Task to complete
Copy each line containing the word "this" from the records that follow, please.

Given information

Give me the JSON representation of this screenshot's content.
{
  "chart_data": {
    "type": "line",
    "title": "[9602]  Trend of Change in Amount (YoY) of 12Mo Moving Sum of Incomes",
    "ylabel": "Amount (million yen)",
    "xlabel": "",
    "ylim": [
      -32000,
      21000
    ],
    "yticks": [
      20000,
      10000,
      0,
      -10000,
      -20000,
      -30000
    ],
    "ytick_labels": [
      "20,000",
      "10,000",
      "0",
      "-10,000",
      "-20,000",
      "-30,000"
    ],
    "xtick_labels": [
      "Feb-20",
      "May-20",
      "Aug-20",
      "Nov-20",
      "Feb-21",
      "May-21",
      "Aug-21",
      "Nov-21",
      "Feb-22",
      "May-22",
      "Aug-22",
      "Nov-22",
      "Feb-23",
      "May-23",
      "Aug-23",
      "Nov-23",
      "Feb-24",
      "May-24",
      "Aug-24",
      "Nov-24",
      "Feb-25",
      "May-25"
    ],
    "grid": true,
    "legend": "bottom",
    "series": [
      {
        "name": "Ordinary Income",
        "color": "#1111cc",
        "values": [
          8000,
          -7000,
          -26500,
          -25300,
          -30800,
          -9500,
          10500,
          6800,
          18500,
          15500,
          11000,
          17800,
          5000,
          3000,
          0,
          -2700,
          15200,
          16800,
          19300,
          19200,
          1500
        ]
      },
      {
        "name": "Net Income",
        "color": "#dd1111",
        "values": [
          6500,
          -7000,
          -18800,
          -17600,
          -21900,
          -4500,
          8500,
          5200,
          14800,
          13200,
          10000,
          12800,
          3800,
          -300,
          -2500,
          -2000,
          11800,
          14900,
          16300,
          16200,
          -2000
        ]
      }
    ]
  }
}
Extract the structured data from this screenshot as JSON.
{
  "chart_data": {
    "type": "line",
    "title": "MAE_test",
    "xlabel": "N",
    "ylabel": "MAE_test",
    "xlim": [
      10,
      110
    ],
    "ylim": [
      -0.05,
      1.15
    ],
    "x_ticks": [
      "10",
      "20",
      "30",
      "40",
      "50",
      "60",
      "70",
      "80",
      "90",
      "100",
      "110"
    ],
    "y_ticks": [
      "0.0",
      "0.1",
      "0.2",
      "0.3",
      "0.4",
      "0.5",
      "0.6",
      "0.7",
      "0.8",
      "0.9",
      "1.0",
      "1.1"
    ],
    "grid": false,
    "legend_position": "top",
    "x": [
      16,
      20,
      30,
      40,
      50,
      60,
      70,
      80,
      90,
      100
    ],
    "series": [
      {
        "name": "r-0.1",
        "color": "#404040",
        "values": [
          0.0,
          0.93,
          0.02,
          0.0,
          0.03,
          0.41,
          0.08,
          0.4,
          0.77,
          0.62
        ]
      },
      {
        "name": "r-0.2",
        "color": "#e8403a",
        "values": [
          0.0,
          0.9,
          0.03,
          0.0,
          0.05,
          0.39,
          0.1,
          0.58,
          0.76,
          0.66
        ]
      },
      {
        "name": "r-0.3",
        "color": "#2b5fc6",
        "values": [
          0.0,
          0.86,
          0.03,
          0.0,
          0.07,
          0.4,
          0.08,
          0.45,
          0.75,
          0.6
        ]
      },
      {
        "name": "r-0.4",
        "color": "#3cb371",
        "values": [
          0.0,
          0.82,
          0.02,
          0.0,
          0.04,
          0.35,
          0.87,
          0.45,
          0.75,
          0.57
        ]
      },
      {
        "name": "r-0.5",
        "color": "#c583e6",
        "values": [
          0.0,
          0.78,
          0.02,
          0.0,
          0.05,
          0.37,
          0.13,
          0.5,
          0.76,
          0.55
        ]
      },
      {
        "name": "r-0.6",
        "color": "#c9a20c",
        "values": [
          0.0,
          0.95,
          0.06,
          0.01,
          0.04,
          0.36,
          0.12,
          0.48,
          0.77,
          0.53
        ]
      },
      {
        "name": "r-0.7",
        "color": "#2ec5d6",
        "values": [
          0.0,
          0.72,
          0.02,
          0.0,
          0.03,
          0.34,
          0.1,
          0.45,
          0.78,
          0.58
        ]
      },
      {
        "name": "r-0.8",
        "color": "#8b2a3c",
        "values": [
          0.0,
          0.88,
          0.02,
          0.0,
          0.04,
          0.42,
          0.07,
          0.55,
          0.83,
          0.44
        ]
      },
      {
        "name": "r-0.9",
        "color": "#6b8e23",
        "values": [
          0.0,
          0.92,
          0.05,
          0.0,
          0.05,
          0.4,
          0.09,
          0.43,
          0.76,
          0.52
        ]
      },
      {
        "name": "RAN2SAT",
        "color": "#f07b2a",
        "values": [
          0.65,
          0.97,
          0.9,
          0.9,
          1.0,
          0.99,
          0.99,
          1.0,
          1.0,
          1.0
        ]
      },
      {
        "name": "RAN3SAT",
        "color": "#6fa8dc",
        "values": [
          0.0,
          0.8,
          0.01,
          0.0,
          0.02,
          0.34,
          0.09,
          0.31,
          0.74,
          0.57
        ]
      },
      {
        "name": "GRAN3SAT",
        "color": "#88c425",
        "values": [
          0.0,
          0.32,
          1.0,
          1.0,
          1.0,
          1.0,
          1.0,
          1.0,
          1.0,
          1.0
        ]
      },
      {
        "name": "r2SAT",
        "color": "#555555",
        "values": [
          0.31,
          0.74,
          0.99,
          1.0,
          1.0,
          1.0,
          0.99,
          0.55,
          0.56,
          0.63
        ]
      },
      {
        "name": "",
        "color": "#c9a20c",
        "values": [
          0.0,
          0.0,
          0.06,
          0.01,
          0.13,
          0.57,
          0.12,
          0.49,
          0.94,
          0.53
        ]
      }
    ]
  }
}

Final result
Give me the JSON representation of this screenshot's content.
Extract the structured data from this screenshot as JSON.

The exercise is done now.